Quoted passage start

The town's two infant schools (aged 3–5) are Southwell Holy Trinity C of E and Lowes Wong . The latter also teaches children aged 7–11. The local secondary school is Southwell Minster School, which also educates the choristers of the Minster and gifted musicians in its Junior Department. It has particularly good GCSE and AS/A level results for Nottinghamshire.

The Bramley cooking apple was first seeded in Southwell, by Mary Ann Brailsford in 1809. Henry Merryweather, a local nurseryman then 17 years old, saw potential and cultivated it from cuttings. The apple is widely used and renowned for its acidic taste and for cooking into a smooth purée. One local football club, Southwell City, is nicknamed "The Bramleys" and the town's library is called the Bramley Centre. In March 2009, a stained-glass window was placed in Southwell Minister to mark the apple's bicentenary.

The local community newspaper is The Bramley, of which some 11,200 copies a month are delivered free in and around Southwell.

Sports clubs include Southwell Rugby Club (known as the Redmen), formed in 1922–1923. In the 2011–2012 season, it won a historic treble as RFU Midlands 4 (East) North League Champions, Nottinghamshire Junior Cup winners and Nottinghamshire/Lincolnshire/Derbyshire Plate winners. There is also a Southwell Cricket Club. Southwell City Football Club, an FA Charter Standard Community Club, involves over 400 local players in 35 teams aged five years to veteran.

Southwell has a leisure centre run by a local trust, with trustees from the community, although the district council also provides limited support.

The annual Southwell Music Festival is held every August in Southwell Minster and other nearby venues. The Gate to Southwell Festival of roots and acoustic music is held each year in early June.

Southwell Racecourse, owned by the Arena Racing Company, is situated on the outskirts of the town near Fiskerton and has an all-weather track. It hosts jump and flat racing.

The town is linked to Newark and Nottingham by the A612, although this has now been downgraded to a C road, and to north Nottingham and villages to the west by B6386. The A617 primary route passes  north of the town in Hockerton, and the A1 and A46 trunk routes are  away in Newark. The railway station at the nearby village of Fiskerton has gained a small car park in recent years to cater for Southwell commuters. Southwell is also served by Nottingham City Transport's rural Pathfinder 26 service to Nottingham and Stagecoach East Midlands (Mansfield) service to Mansfield and Newark. There are other infrequent services to nearby villages.

Quoted passage end

_Written instruction 1_
According to the passage on Southwell, why has the railway station at Fiskerton gained a small car park in recent years? Answer in one to three sentences.
The passage on Southwell and the entries are separate, unrelated material.

Source data start

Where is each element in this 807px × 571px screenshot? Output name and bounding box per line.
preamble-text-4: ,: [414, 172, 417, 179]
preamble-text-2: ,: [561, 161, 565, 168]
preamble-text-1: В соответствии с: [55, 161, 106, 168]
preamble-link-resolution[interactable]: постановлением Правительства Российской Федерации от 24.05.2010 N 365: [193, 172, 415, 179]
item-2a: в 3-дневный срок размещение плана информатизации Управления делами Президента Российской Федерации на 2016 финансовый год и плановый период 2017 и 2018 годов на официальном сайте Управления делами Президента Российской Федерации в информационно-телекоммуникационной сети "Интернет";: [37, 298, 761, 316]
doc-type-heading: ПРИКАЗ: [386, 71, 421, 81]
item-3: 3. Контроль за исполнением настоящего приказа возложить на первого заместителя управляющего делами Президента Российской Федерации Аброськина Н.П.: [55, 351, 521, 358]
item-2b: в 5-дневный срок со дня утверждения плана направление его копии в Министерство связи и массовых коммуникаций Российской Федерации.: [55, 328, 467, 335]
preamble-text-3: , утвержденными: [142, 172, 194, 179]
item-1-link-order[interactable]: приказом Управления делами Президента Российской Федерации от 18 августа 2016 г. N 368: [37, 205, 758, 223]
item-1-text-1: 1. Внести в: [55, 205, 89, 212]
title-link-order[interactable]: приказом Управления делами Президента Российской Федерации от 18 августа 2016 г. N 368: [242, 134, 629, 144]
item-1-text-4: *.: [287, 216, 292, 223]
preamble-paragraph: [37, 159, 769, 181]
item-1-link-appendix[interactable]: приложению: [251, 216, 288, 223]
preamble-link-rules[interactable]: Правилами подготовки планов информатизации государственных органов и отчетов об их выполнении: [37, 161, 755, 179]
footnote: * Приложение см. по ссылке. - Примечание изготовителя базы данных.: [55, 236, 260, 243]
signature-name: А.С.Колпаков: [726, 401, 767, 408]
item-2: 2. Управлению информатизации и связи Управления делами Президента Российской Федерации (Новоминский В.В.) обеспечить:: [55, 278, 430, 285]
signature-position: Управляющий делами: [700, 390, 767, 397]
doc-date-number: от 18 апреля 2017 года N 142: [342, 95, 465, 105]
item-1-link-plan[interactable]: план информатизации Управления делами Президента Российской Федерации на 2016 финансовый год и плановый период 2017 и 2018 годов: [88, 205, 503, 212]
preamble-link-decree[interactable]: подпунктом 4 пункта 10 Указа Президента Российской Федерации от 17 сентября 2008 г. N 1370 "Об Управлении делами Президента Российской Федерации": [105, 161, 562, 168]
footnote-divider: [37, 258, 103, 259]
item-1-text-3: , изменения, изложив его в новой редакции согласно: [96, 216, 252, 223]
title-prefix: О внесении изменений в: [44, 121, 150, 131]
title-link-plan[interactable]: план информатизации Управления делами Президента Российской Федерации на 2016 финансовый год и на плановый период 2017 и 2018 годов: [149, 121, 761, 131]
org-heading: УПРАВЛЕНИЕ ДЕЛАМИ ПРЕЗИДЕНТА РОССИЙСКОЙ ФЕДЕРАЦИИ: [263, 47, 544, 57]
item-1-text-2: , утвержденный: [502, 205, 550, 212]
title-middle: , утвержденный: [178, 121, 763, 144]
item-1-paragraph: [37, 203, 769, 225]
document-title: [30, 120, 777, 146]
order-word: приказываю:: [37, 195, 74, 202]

Source data end

_Written instruction 2_
Transcribe the entries word for word. Begin at their first line and stop after the line containing "item-3: 3. Контроль", including both of these lines.

_Right answer 1_
The car park was added to cater for Southwell commuters who use the station in the nearby village of Fiskerton.

_Right answer 2_
Where is each element in this 807px × 571px screenshot? Output name and bounding box per line.
preamble-text-4: ,: [414, 172, 417, 179]
preamble-text-2: ,: [561, 161, 565, 168]
preamble-text-1: В соответствии с: [55, 161, 106, 168]
preamble-link-resolution[interactable]: постановлением Правительства Российской Федерации от 24.05.2010 N 365: [193, 172, 415, 179]
item-2a: в 3-дневный срок размещение плана информатизации Управления делами Президента Российской Федерации на 2016 финансовый год и плановый период 2017 и 2018 годов на официальном сайте Управления делами Президента Российской Федерации в информационно-телекоммуникационной сети "Интернет";: [37, 298, 761, 316]
doc-type-heading: ПРИКАЗ: [386, 71, 421, 81]
item-3: 3. Контроль за исполнением настоящего приказа возложить на первого заместителя управляющего делами Президента Российской Федерации Аброськина Н.П.: [55, 351, 521, 358]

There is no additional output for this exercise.